* [Stated problem a] Summarize the provision on prohibited transfers in two sentences.

* [Excerpt to read]
——————

6.1 No employee or agent of the Corporation shall record any Prohibited Transfer, and the purported transferee of such a Prohibited Transfer (the “Purported Transferee”) shall not be recognized as a stockholder of the Corporation for any purpose whatsoever in respect of the Corporation Securities which are the subject of the Prohibited Transfer (the “Excess Securities”). Until the Excess Securities are acquired by another Person in a Transfer that is not a Prohibited Transfer, the Purported Transferee shall not be entitled with respect to such Excess Securities to any rights of stockholders of the Corporation, including, without limitation, the right to vote such Excess Securities and to receive dividends or distributions, whether liquidating or otherwise, in respect thereof, if any; provided, however, that the Transferor of such Excess Securities shall not be required to disgorge, and shall be permitted to retain for its own account, any proceeds of such Transfer, and shall have no further rights, responsibilities, obligations or liabilities with respect to such Excess Securities, if such Transfer was a Prohibited Transfer pursuant to Section 5.2(z). Once the Excess Securities have been acquired in a Transfer that is not a Prohibited Transfer, the Corporation Securities shall cease to be Excess Securities. For this purpose, any transfer of Excess Securities not in accordance with the provisions of this Section 6 shall also be a Prohibited Transfer.

——————

* [Task inputs]
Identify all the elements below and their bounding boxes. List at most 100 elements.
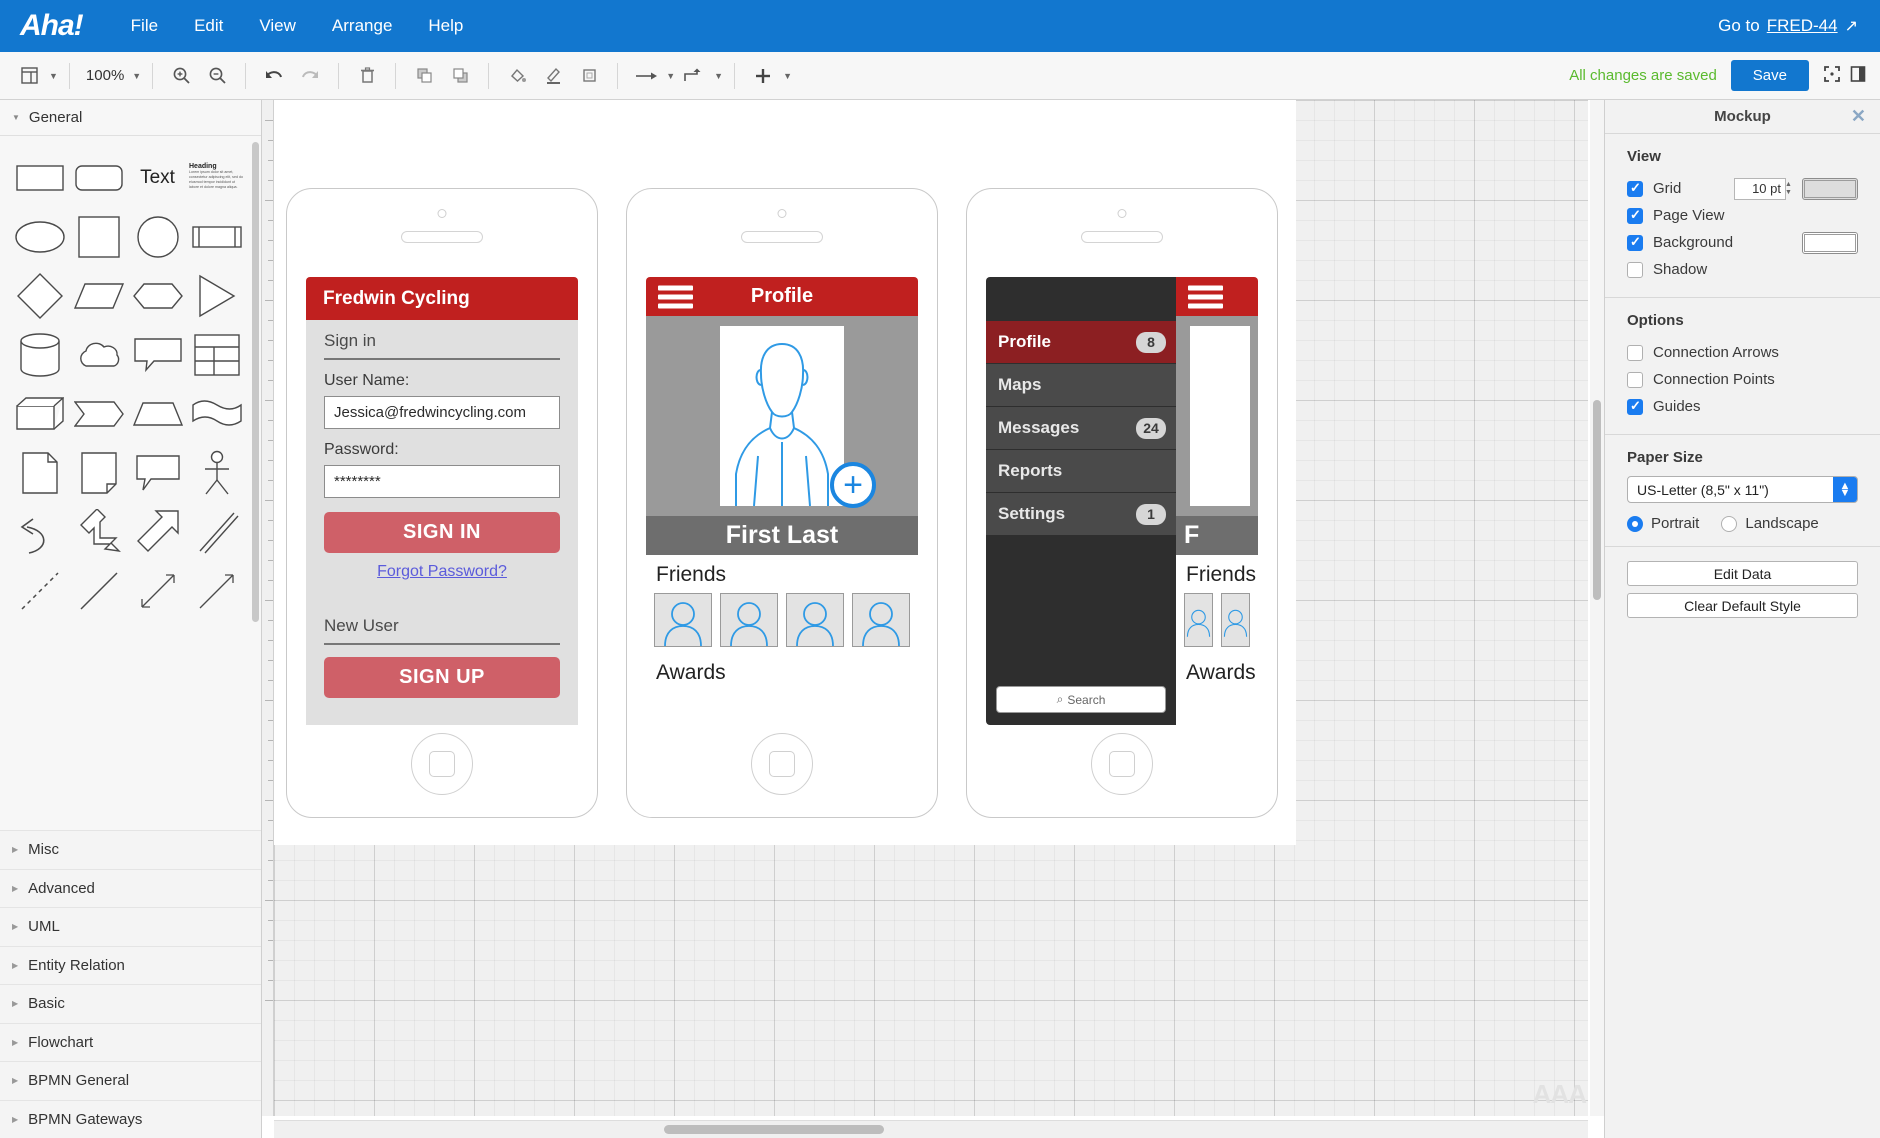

——————

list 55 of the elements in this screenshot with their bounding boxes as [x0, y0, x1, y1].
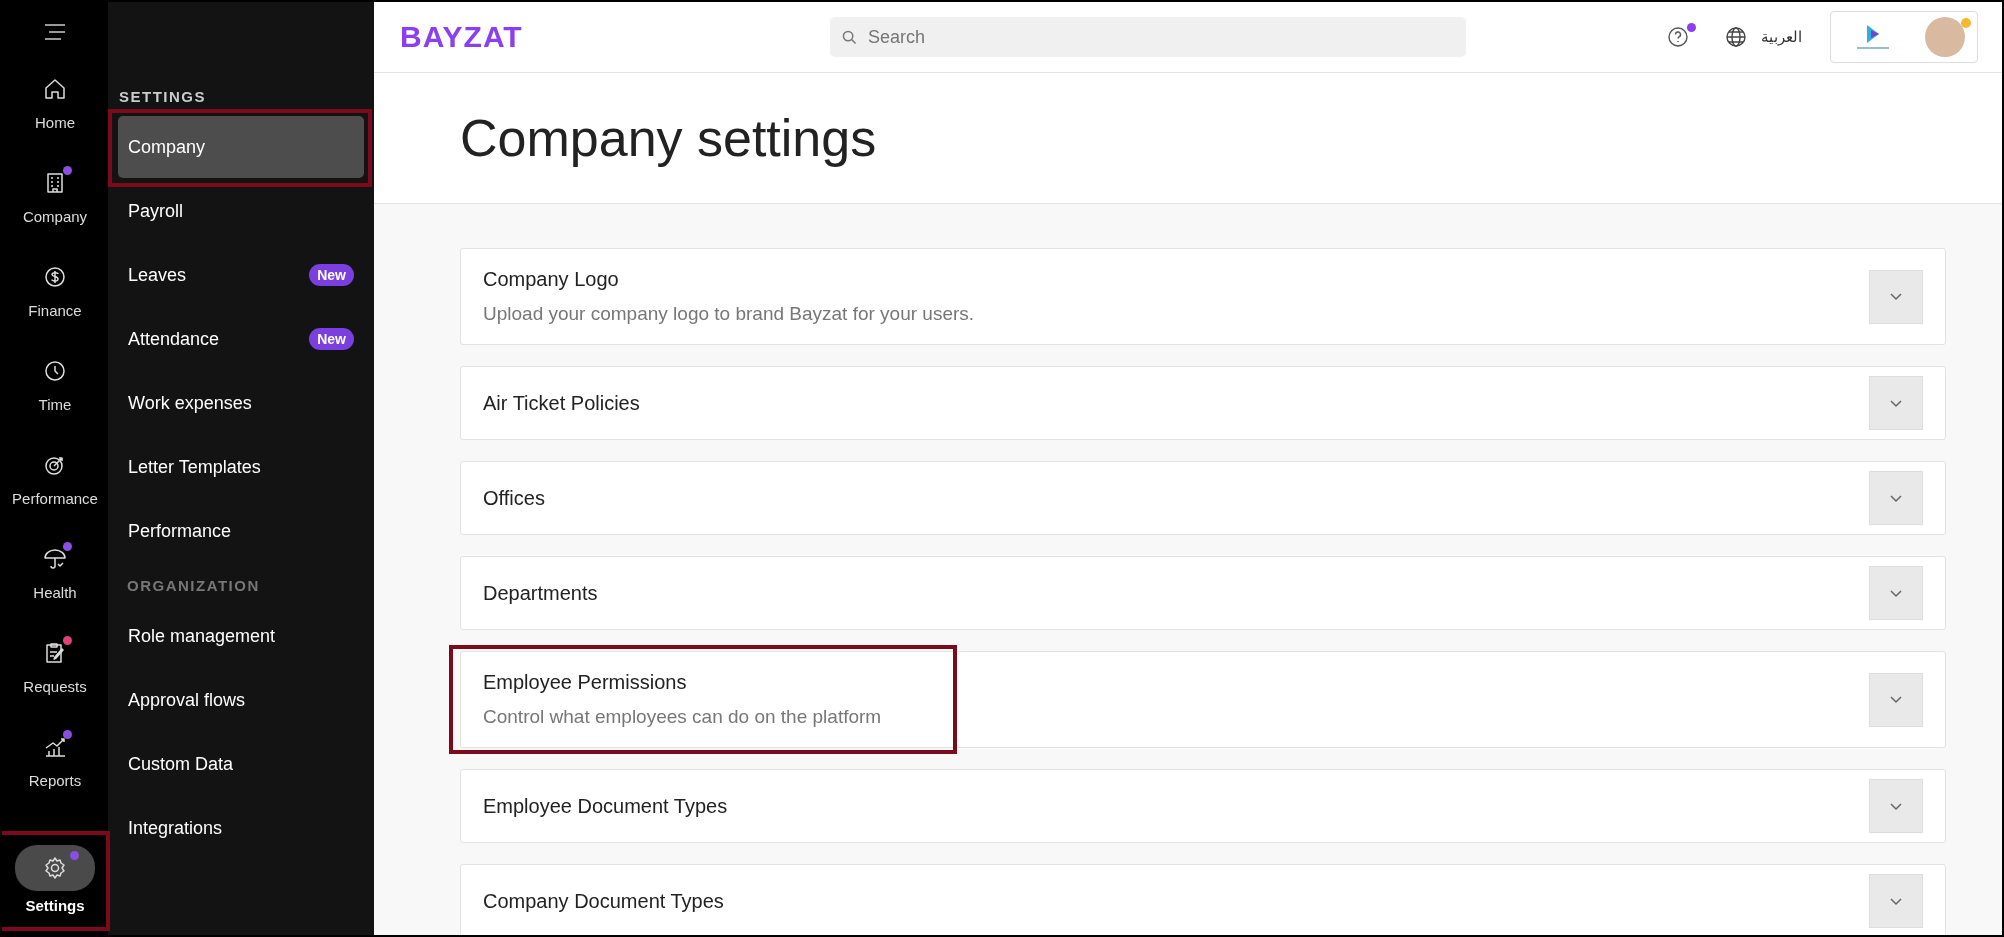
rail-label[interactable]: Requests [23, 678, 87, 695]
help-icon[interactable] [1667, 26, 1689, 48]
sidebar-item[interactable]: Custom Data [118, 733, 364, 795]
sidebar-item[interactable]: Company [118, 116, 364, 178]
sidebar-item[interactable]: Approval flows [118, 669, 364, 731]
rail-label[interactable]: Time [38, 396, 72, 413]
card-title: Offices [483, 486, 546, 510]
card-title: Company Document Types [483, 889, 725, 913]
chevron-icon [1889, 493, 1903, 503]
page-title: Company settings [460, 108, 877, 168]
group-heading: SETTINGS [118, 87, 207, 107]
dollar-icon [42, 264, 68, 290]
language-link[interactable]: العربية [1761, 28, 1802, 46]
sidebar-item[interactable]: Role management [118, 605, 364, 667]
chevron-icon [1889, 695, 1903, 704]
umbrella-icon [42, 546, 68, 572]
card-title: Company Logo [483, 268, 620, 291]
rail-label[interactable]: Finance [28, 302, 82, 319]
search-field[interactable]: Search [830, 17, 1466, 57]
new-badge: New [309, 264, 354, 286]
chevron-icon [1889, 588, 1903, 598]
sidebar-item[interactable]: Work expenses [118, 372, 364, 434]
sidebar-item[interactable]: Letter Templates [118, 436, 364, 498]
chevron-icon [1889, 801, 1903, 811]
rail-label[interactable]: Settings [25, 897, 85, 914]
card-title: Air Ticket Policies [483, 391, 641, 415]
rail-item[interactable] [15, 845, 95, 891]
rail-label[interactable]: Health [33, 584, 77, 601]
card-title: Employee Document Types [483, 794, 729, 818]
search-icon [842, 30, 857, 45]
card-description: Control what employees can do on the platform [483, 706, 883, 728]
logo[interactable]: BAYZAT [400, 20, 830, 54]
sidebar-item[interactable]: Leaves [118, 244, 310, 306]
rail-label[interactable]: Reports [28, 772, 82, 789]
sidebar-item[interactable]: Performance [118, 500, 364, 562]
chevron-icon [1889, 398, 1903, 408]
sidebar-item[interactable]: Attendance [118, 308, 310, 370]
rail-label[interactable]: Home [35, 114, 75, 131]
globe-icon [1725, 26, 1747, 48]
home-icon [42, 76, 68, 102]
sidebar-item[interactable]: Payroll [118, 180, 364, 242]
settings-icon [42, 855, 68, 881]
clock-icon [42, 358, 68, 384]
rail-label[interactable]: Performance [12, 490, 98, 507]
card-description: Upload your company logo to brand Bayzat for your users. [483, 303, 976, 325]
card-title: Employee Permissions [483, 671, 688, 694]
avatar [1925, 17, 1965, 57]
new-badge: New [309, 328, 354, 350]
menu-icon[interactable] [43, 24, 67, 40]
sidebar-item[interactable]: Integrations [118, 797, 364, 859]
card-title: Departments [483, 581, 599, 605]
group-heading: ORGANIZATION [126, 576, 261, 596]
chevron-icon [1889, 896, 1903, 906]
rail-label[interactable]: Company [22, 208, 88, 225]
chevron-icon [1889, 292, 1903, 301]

——————

* [Stated problem b] From the entries, extract the part that opens with the line containing "list 55 of the" and closes with the line containing "search-icon [842, 30, 857, 45]", both lines included, and reproduce each line verbatim, leaving out the pictures.

* [Exercise solution a] No employee or agent of the Corporation may record a Prohibited Transfer, and the Purported Transferee is not recognized as a stockholder for the Excess Securities and has no stockholder rights in them, such as voting or receiving dividends or distributions, until another Person acquires them in a Transfer that is not a Prohibited Transfer, after which they cease to be Excess Securities. If the Transfer was a Prohibited Transfer under Section 5.2(z), the Transferor may keep any proceeds and has no further rights, responsibilities, obligations or liabilities regarding those securities, and any transfer of Excess Securities that does not follow Section 6 is also a Prohibited Transfer.

* [Exercise solution b]
list 55 of the elements in this screenshot with their bounding boxes as [x0, y0, x1, y1].
rail-label[interactable]: Requests [23, 678, 87, 695]
help-icon[interactable] [1667, 26, 1689, 48]
sidebar-item[interactable]: Custom Data [118, 733, 364, 795]
sidebar-item[interactable]: Company [118, 116, 364, 178]
sidebar-item[interactable]: Approval flows [118, 669, 364, 731]
rail-label[interactable]: Time [38, 396, 72, 413]
card-title: Offices [483, 486, 546, 510]
card-title: Company Document Types [483, 889, 725, 913]
chevron-icon [1889, 493, 1903, 503]
page-title: Company settings [460, 108, 877, 168]
group-heading: SETTINGS [118, 87, 207, 107]
dollar-icon [42, 264, 68, 290]
language-link[interactable]: العربية [1761, 28, 1802, 46]
sidebar-item[interactable]: Role management [118, 605, 364, 667]
chevron-icon [1889, 695, 1903, 704]
umbrella-icon [42, 546, 68, 572]
card-title: Company Logo [483, 268, 620, 291]
rail-label[interactable]: Finance [28, 302, 82, 319]
search-field[interactable]: Search [830, 17, 1466, 57]
new-badge: New [309, 264, 354, 286]
chevron-icon [1889, 588, 1903, 598]
sidebar-item[interactable]: Work expenses [118, 372, 364, 434]
sidebar-item[interactable]: Letter Templates [118, 436, 364, 498]
chevron-icon [1889, 801, 1903, 811]
rail-label[interactable]: Settings [25, 897, 85, 914]
card-title: Air Ticket Policies [483, 391, 641, 415]
rail-item[interactable] [15, 845, 95, 891]
rail-label[interactable]: Health [33, 584, 77, 601]
card-title: Employee Document Types [483, 794, 729, 818]
search-icon [842, 30, 857, 45]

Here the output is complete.